*What you are asked to do*
Locate every line in the material below that has the word "erfc". Copy each of those lines.
── Working data ──
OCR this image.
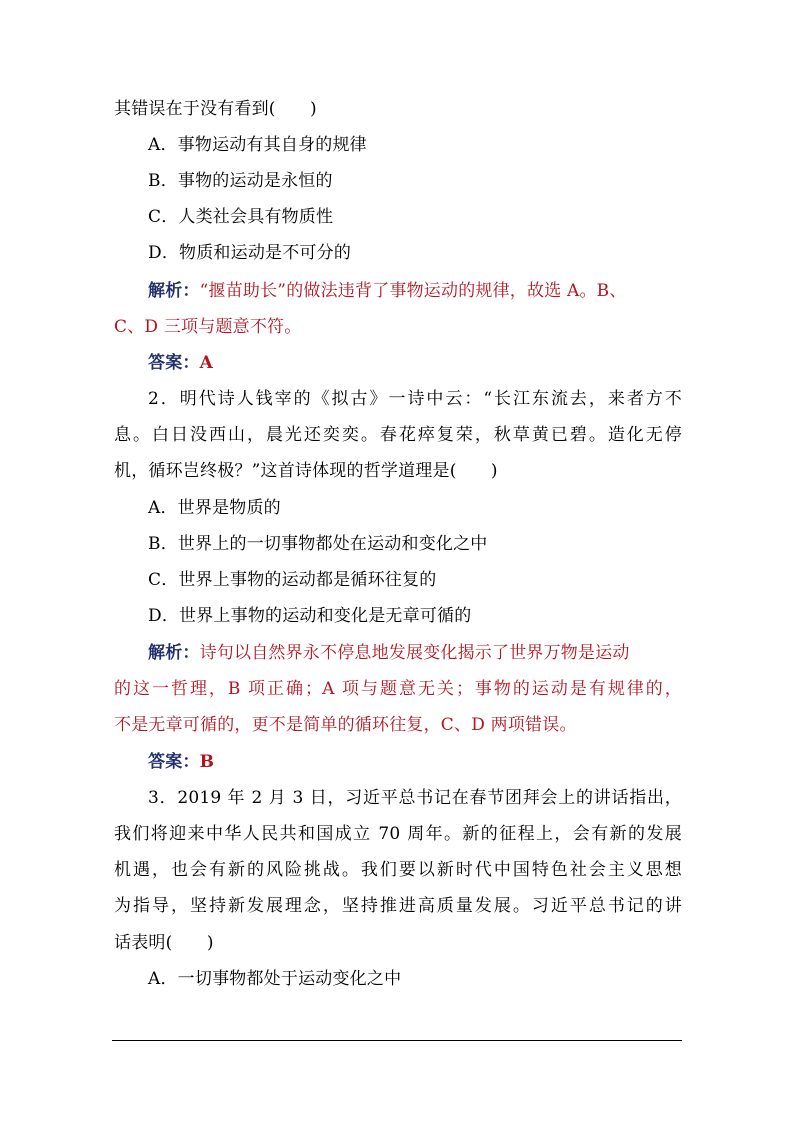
其错误在于没有看到(　　)
A．事物运动有其自身的规律
B．事物的运动是永恒的
C．人类社会具有物质性
D．物质和运动是不可分的
解析：“揠苗助长”的做法违背了事物运动的规律，故选 A。B、
C、D 三项与题意不符。
答案：A
2．明代诗人钱宰的《拟古》一诗中云：“长江东流去，来者方不
息。白日没西山，晨光还奕奕。春花瘁复荣，秋草黄已碧。造化无停
机，循环岂终极？”这首诗体现的哲学道理是(　　)
A．世界是物质的
B．世界上的一切事物都处在运动和变化之中
C．世界上事物的运动都是循环往复的
D．世界上事物的运动和变化是无章可循的
解析：诗句以自然界永不停息地发展变化揭示了世界万物是运动
的这一哲理，B 项正确；A 项与题意无关；事物的运动是有规律的，
不是无章可循的，更不是简单的循环往复，C、D 两项错误。
答案：B
3．2019 年 2 月 3 日，习近平总书记在春节团拜会上的讲话指出，
我们将迎来中华人民共和国成立 70 周年。新的征程上，会有新的发展
机遇，也会有新的风险挑战。我们要以新时代中国特色社会主义思想
为指导，坚持新发展理念，坚持推进高质量发展。习近平总书记的讲
话表明(　　)
A．一切事物都处于运动变化之中
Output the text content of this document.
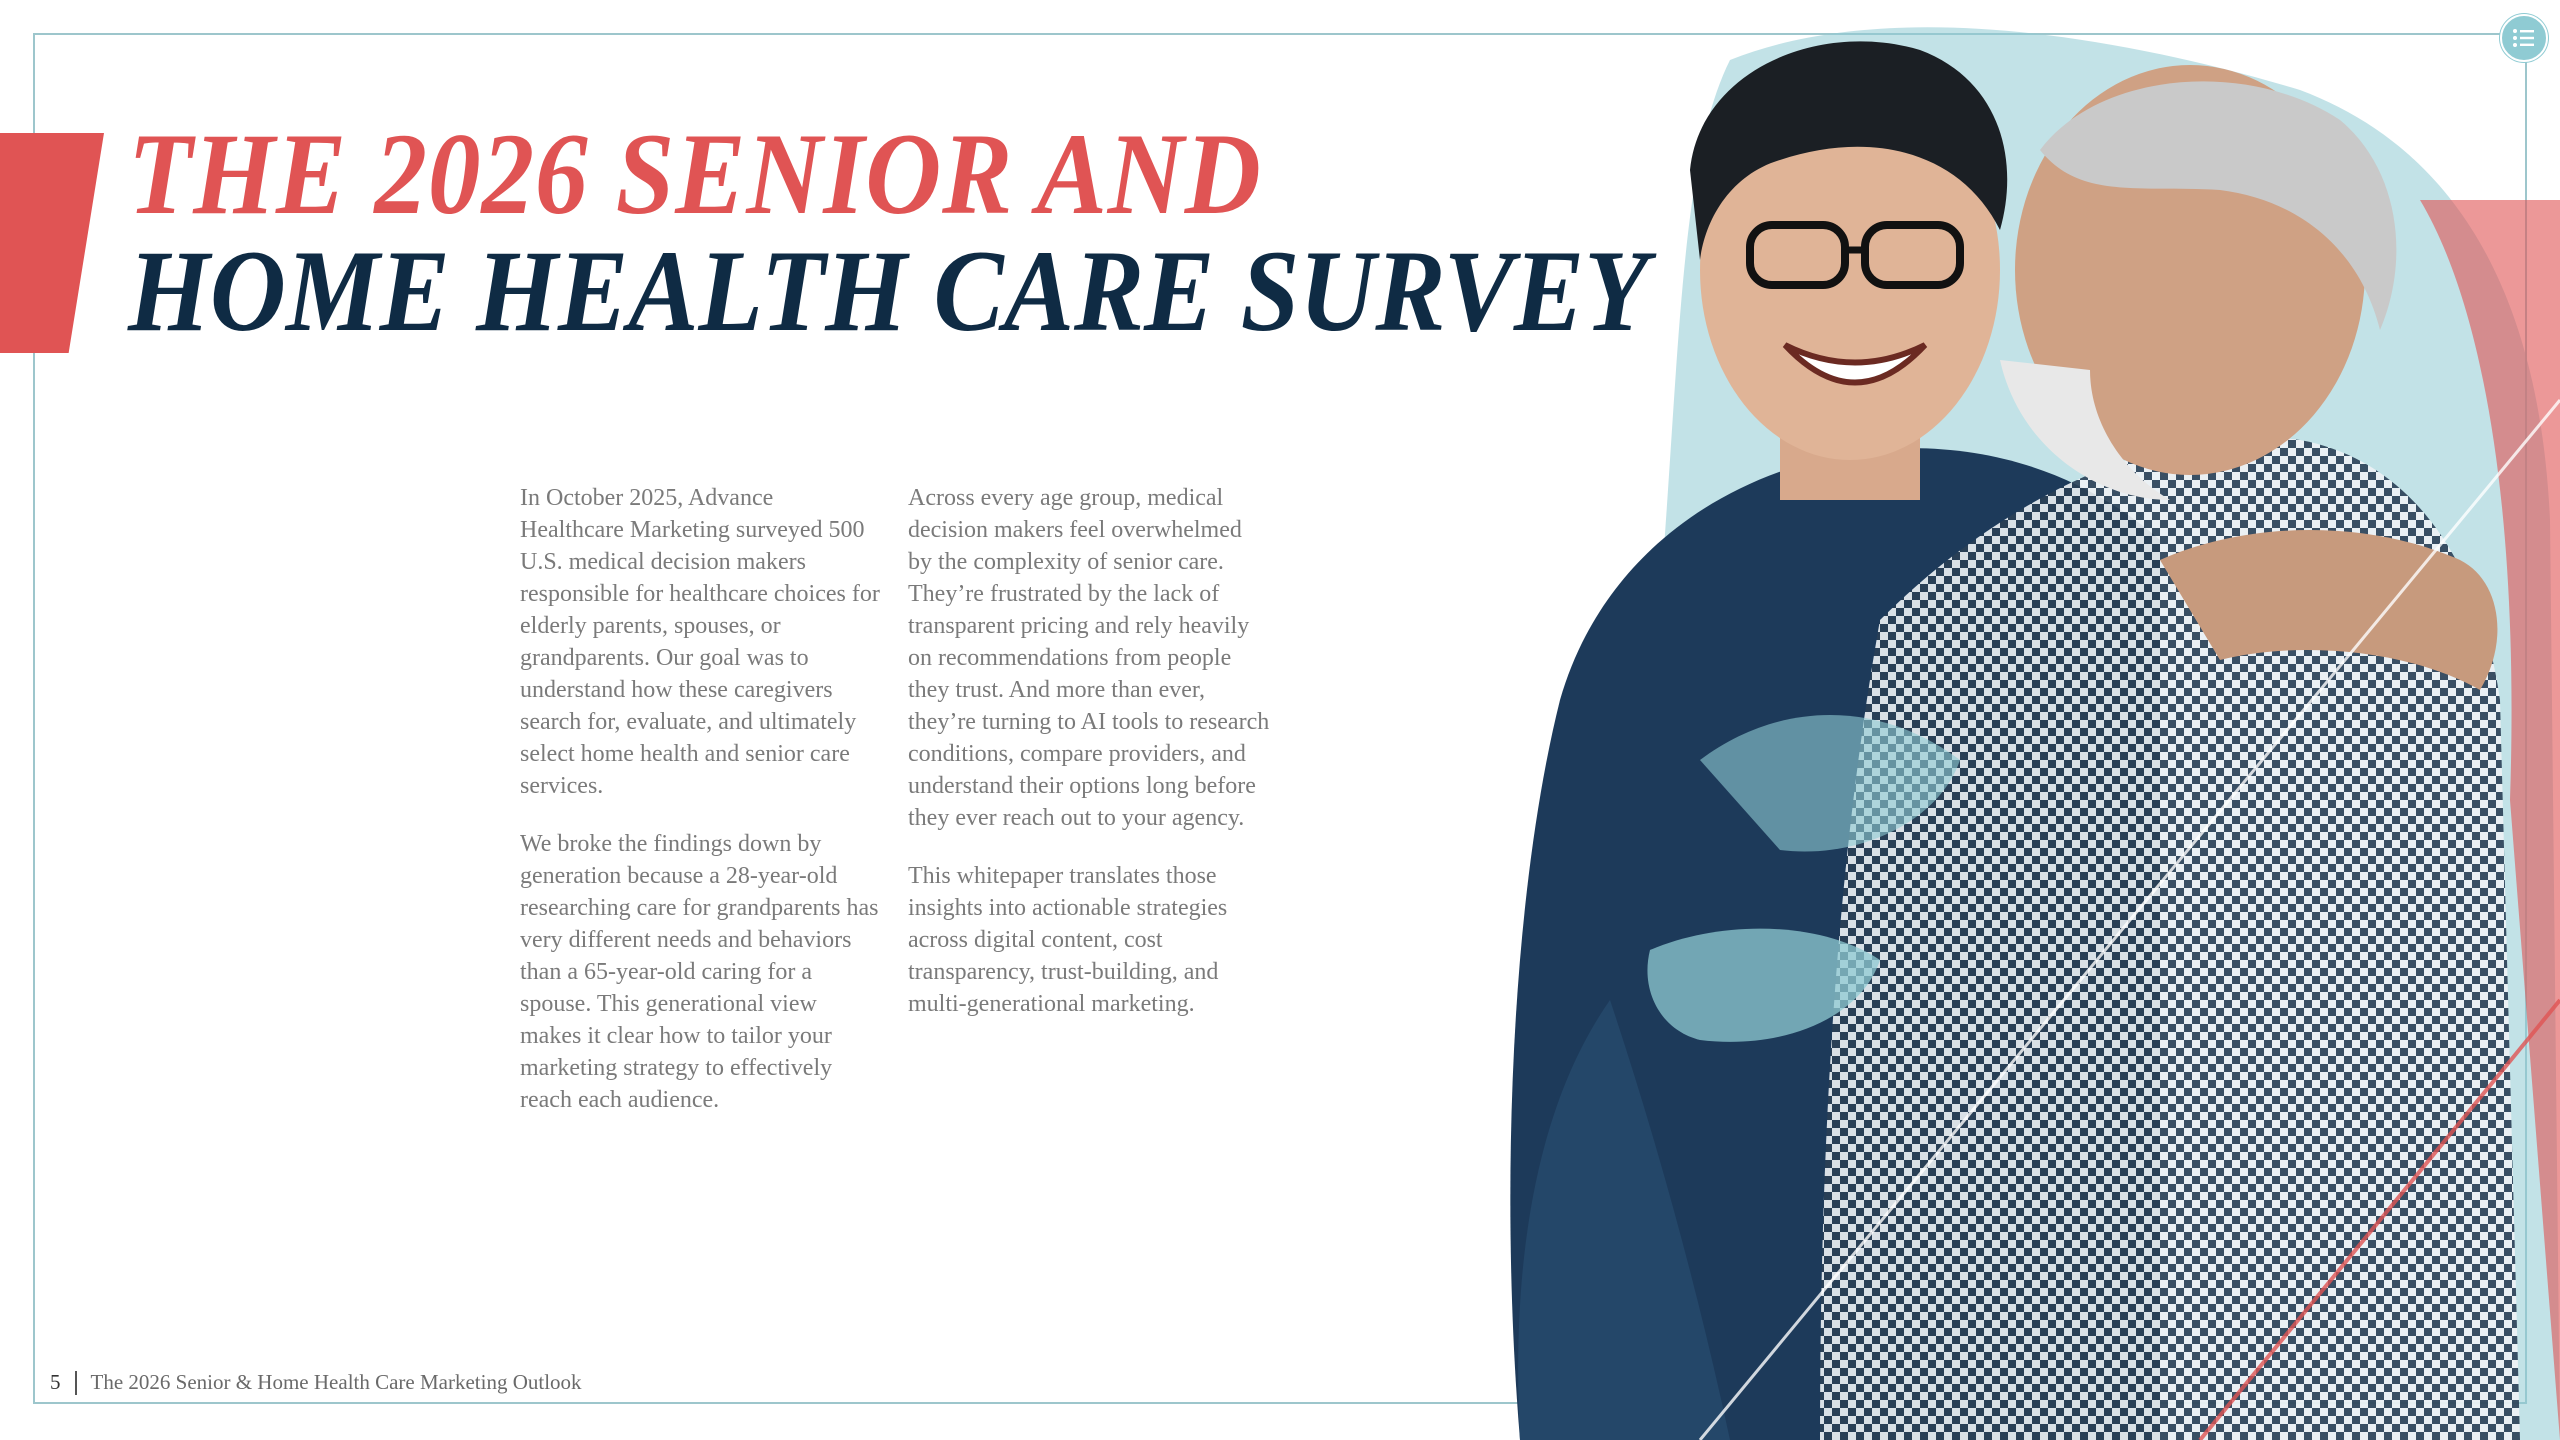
THE 2026 SENIOR AND
HOME HEALTH CARE SURVEY

In October 2025, Advance Healthcare Marketing surveyed 500 U.S. medical decision makers responsible for healthcare choices for elderly parents, spouses, or grandparents. Our goal was to understand how these caregivers search for, evaluate, and ultimately select home health and senior care services.

We broke the findings down by generation because a 28-year-old researching care for grandparents has very different needs and behaviors than a 65-year-old caring for a spouse. This generational view makes it clear how to tailor your marketing strategy to effectively reach each audience.

Across every age group, medical decision makers feel overwhelmed by the complexity of senior care. They’re frustrated by the lack of transparent pricing and rely heavily on recommendations from people they trust. And more than ever, they’re turning to AI tools to research conditions, compare providers, and understand their options long before they ever reach out to your agency.

This whitepaper translates those insights into actionable strategies across digital content, cost transparency, trust-building, and multi-generational marketing.

5 The 2026 Senior & Home Health Care Marketing Outlook
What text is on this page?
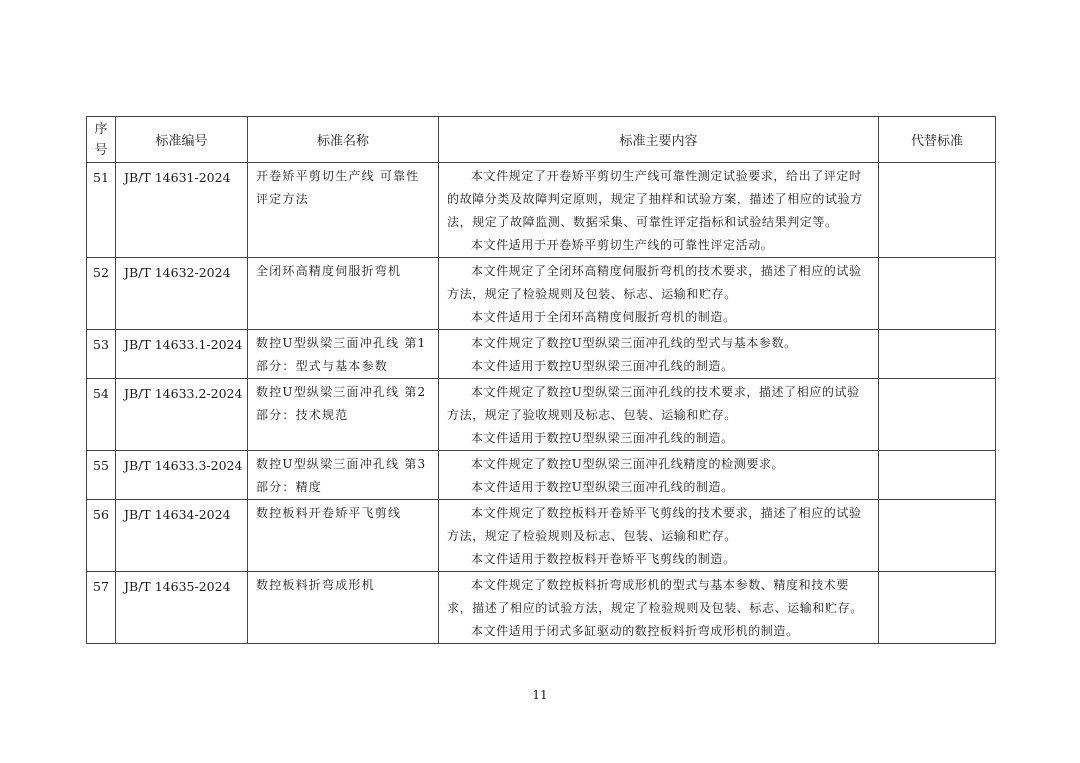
序
号	标准编号	标准名称	标准主要内容	代替标准
51	JB/T 14631-2024	开卷矫平剪切生产线 可靠性评定方法	本文件规定了开卷矫平剪切生产线可靠性测定试验要求，给出了评定时的故障分类及故障判定原则，规定了抽样和试验方案，描述了相应的试验方法，规定了故障监测、数据采集、可靠性评定指标和试验结果判定等。
本文件适用于开卷矫平剪切生产线的可靠性评定活动。	

52	JB/T 14632-2024	全闭环高精度伺服折弯机	本文件规定了全闭环高精度伺服折弯机的技术要求，描述了相应的试验方法，规定了检验规则及包装、标志、运输和贮存。
本文件适用于全闭环高精度伺服折弯机的制造。	

53	JB/T 14633.1-2024	数控U型纵梁三面冲孔线 第1部分：型式与基本参数	本文件规定了数控U型纵梁三面冲孔线的型式与基本参数。
本文件适用于数控U型纵梁三面冲孔线的制造。	

54	JB/T 14633.2-2024	数控U型纵梁三面冲孔线 第2部分：技术规范	本文件规定了数控U型纵梁三面冲孔线的技术要求，描述了相应的试验方法，规定了验收规则及标志、包装、运输和贮存。
本文件适用于数控U型纵梁三面冲孔线的制造。	

55	JB/T 14633.3-2024	数控U型纵梁三面冲孔线 第3部分：精度	本文件规定了数控U型纵梁三面冲孔线精度的检测要求。
本文件适用于数控U型纵梁三面冲孔线的制造。	

56	JB/T 14634-2024	数控板料开卷矫平飞剪线	本文件规定了数控板料开卷矫平飞剪线的技术要求，描述了相应的试验方法，规定了检验规则及标志、包装、运输和贮存。
本文件适用于数控板料开卷矫平飞剪线的制造。	

57	JB/T 14635-2024	数控板料折弯成形机	本文件规定了数控板料折弯成形机的型式与基本参数、精度和技术要求，描述了相应的试验方法，规定了检验规则及包装、标志、运输和贮存。
本文件适用于闭式多缸驱动的数控板料折弯成形机的制造。	

11
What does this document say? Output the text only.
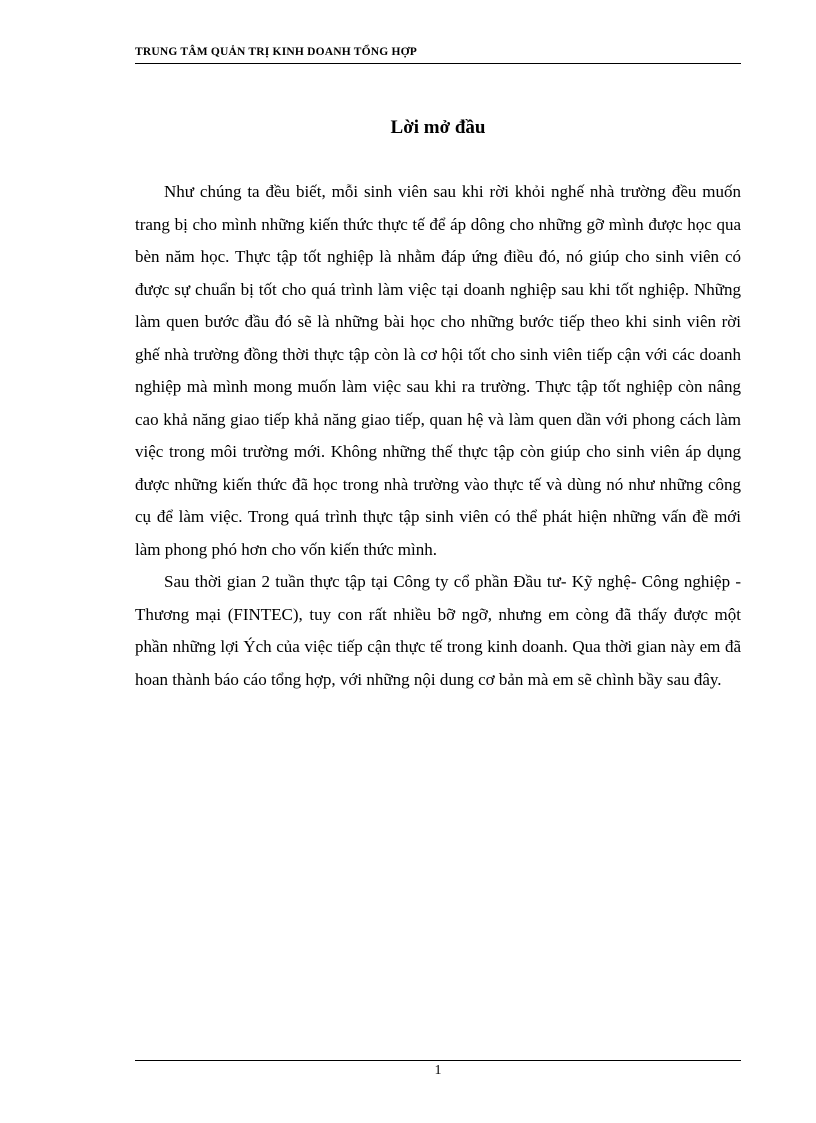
TRUNG TÂM QUẢN TRỊ KINH DOANH TỔNG HỢP
Lời mở đầu

Như chúng ta đều biết, mỗi sinh viên sau khi rời khỏi nghế nhà trường đều muốn trang bị cho mình những kiến thức thực tế để áp dông cho những gỡ mình được học qua bèn năm học. Thực tập tốt nghiệp là nhằm đáp ứng điều đó, nó giúp cho sinh viên có được sự chuẩn bị tốt cho quá trình làm việc tại doanh nghiệp sau khi tốt nghiệp. Những làm quen bước đầu đó sẽ là những bài học cho những bước tiếp theo khi sinh viên rời ghế nhà trường đồng thời thực tập còn là cơ hội tốt cho sinh viên tiếp cận với các doanh nghiệp mà mình mong muốn làm việc sau khi ra trường. Thực tập tốt nghiệp còn nâng cao khả năng giao tiếp khả năng giao tiếp, quan hệ và làm quen dần với phong cách làm việc trong môi trường mới. Không những thế thực tập còn giúp cho sinh viên áp dụng được những kiến thức đã học trong nhà trường vào thực tế và dùng nó như những công cụ để làm việc. Trong quá trình thực tập sinh viên có thể phát hiện những vấn đề mới làm phong phó hơn cho vốn kiến thức mình.

Sau thời gian 2 tuần thực tập tại Công ty cổ phần Đầu tư- Kỹ nghệ- Công nghiệp - Thương mại (FINTEC), tuy con rất nhiều bỡ ngỡ, nhưng em còng đã thấy được một phần những lợi Ých của việc tiếp cận thực tế trong kinh doanh. Qua thời gian này em đã hoan thành báo cáo tổng hợp, với những nội dung cơ bản mà em sẽ chình bầy sau đây.

1
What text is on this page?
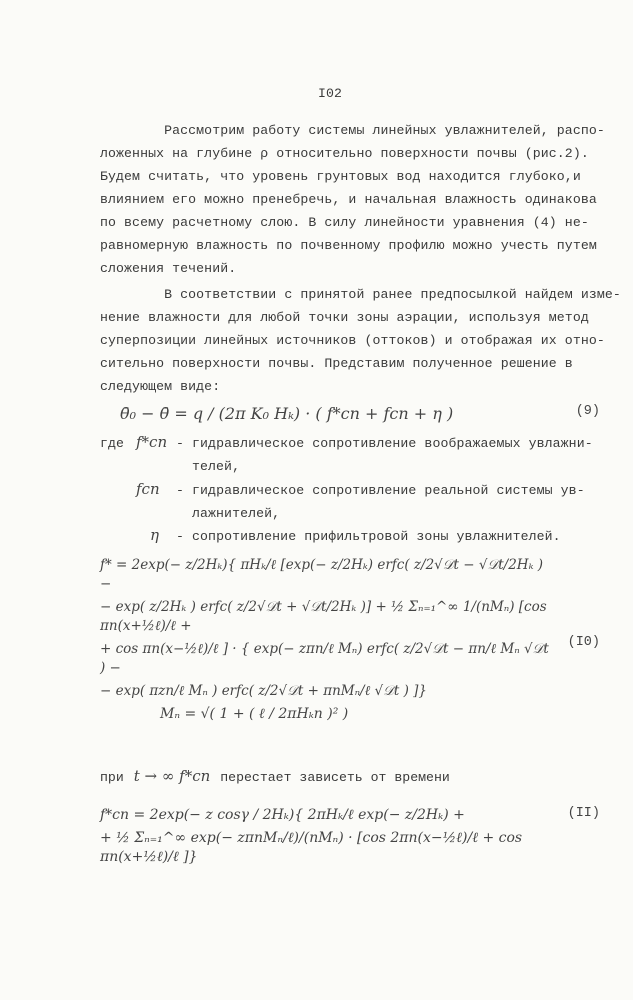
I02
Рассмотрим работу системы линейных увлажнителей, распо-
ложенных на глубине ρ относительно поверхности почвы (рис.2).
Будем считать, что уровень грунтовых вод находится глубоко,и
влиянием его можно пренебречь, и начальная влажность одинакова
по всему расчетному слою. В силу линейности уравнения (4) не-
равномерную влажность по почвенному профилю можно учесть путем
сложения течений.
В соответствии с принятой ранее предпосылкой найдем изме-
нение влажности для любой точки зоны аэрации, используя метод
суперпозиции линейных источников (оттоков) и отображая их отно-
сительно поверхности почвы. Представим полученное решение в
следующем виде:
θ̄₀ − θ̄ = q / (2π K₀ Hₖ) · ( f*сп + fсп + η )	(9)
где f*сп - гидравлическое сопротивление воображаемых увлажни-
телей,
fсп - гидравлическое сопротивление реальной системы ув-
лажнителей,
η - сопротивление прифильтровой зоны увлажнителей.
f* = 2exp(− z/2Hₖ){ πHₖ/ℓ [exp(− z/2Hₖ) erfc( z/2√𝒟t − √𝒟t/2Hₖ ) −
− exp( z/2Hₖ ) erfc( z/2√𝒟t + √𝒟t/2Hₖ )] + ½ Σₙ₌₁^∞ 1/(nMₙ) [cos πn(x+½ℓ)/ℓ +
+ cos πn(x−½ℓ)/ℓ ] · { exp(− zπn/ℓ Mₙ) erfc( z/2√𝒟t − πn/ℓ Mₙ √𝒟t ) −
− exp( πzn/ℓ Mₙ ) erfc( z/2√𝒟t + πnMₙ/ℓ √𝒟t ) ]}
Mₙ = √( 1 + ( ℓ / 2πHₖn )² )
(I0)
при t → ∞ f*сп перестает зависеть от времени
f*сп = 2exp(− z cosγ / 2Hₖ){ 2πHₖ/ℓ exp(− z/2Hₖ) +
+ ½ Σₙ₌₁^∞ exp(− zπnMₙ/ℓ)/(nMₙ) · [cos 2πn(x−½ℓ)/ℓ + cos πn(x+½ℓ)/ℓ ]}
(II)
───
*Result of the task*
f* = 2exp(− z/2Hₖ){ πHₖ/ℓ [exp(− z/2Hₖ) erfc( z/2√𝒟t − √𝒟t/2Hₖ ) −
− exp( z/2Hₖ ) erfc( z/2√𝒟t + √𝒟t/2Hₖ )] + ½ Σₙ₌₁^∞ 1/(nMₙ) [cos πn(x+½ℓ)/ℓ +
+ cos πn(x−½ℓ)/ℓ ] · { exp(− zπn/ℓ Mₙ) erfc( z/2√𝒟t − πn/ℓ Mₙ √𝒟t ) −
− exp( πzn/ℓ Mₙ ) erfc( z/2√𝒟t + πnMₙ/ℓ √𝒟t ) ]}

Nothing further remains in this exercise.